(Data tied to figure images)
^^^^^^^^

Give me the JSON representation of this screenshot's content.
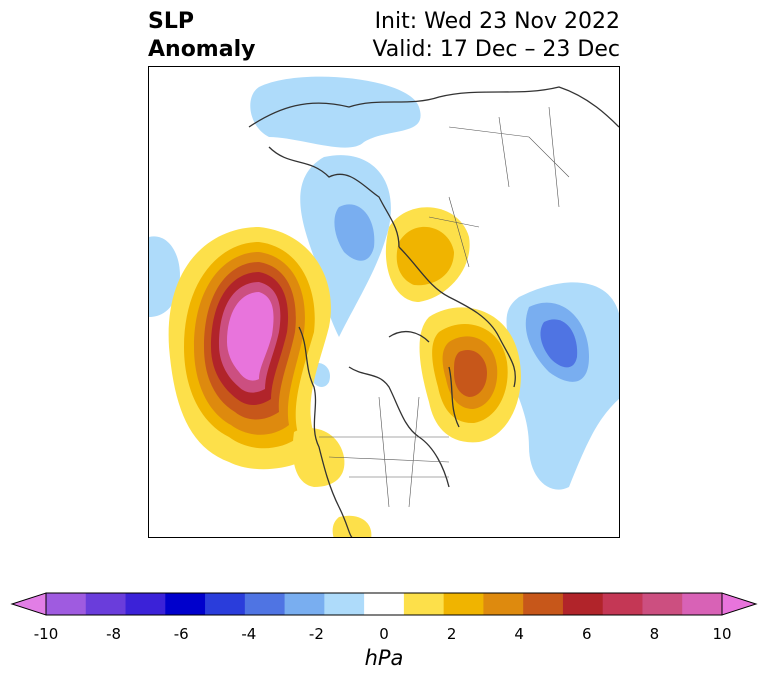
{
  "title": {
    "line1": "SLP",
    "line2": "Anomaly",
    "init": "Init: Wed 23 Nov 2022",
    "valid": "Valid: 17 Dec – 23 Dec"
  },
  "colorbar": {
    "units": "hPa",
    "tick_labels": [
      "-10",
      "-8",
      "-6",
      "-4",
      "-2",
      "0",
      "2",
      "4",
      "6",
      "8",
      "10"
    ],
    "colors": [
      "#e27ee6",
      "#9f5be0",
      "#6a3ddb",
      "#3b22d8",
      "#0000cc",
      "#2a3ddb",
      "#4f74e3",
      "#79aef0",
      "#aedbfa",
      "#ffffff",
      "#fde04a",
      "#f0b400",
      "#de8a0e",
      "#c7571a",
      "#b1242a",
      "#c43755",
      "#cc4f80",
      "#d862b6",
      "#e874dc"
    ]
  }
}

^^^^^^^^

Copy out all the entries exactly. Images stay out of the copy.

=== Worked solution ===
Give me the JSON representation of this screenshot's content.
{
  "title": {
    "line1": "SLP",
    "line2": "Anomaly",
    "init": "Init: Wed 23 Nov 2022",
    "valid": "Valid: 17 Dec – 23 Dec"
  },
  "colorbar": {
    "units": "hPa",
    "tick_labels": [
      "-10",
      "-8",
      "-6",
      "-4",
      "-2",
      "0",
      "2",
      "4",
      "6",
      "8",
      "10"
    ],
    "colors": [
      "#e27ee6",
      "#9f5be0",
      "#6a3ddb",
      "#3b22d8",
      "#0000cc",
      "#2a3ddb",
      "#4f74e3",
      "#79aef0",
      "#aedbfa",
      "#ffffff",
      "#fde04a",
      "#f0b400",
      "#de8a0e",
      "#c7571a",
      "#b1242a",
      "#c43755",
      "#cc4f80",
      "#d862b6",
      "#e874dc"
    ]
  }
}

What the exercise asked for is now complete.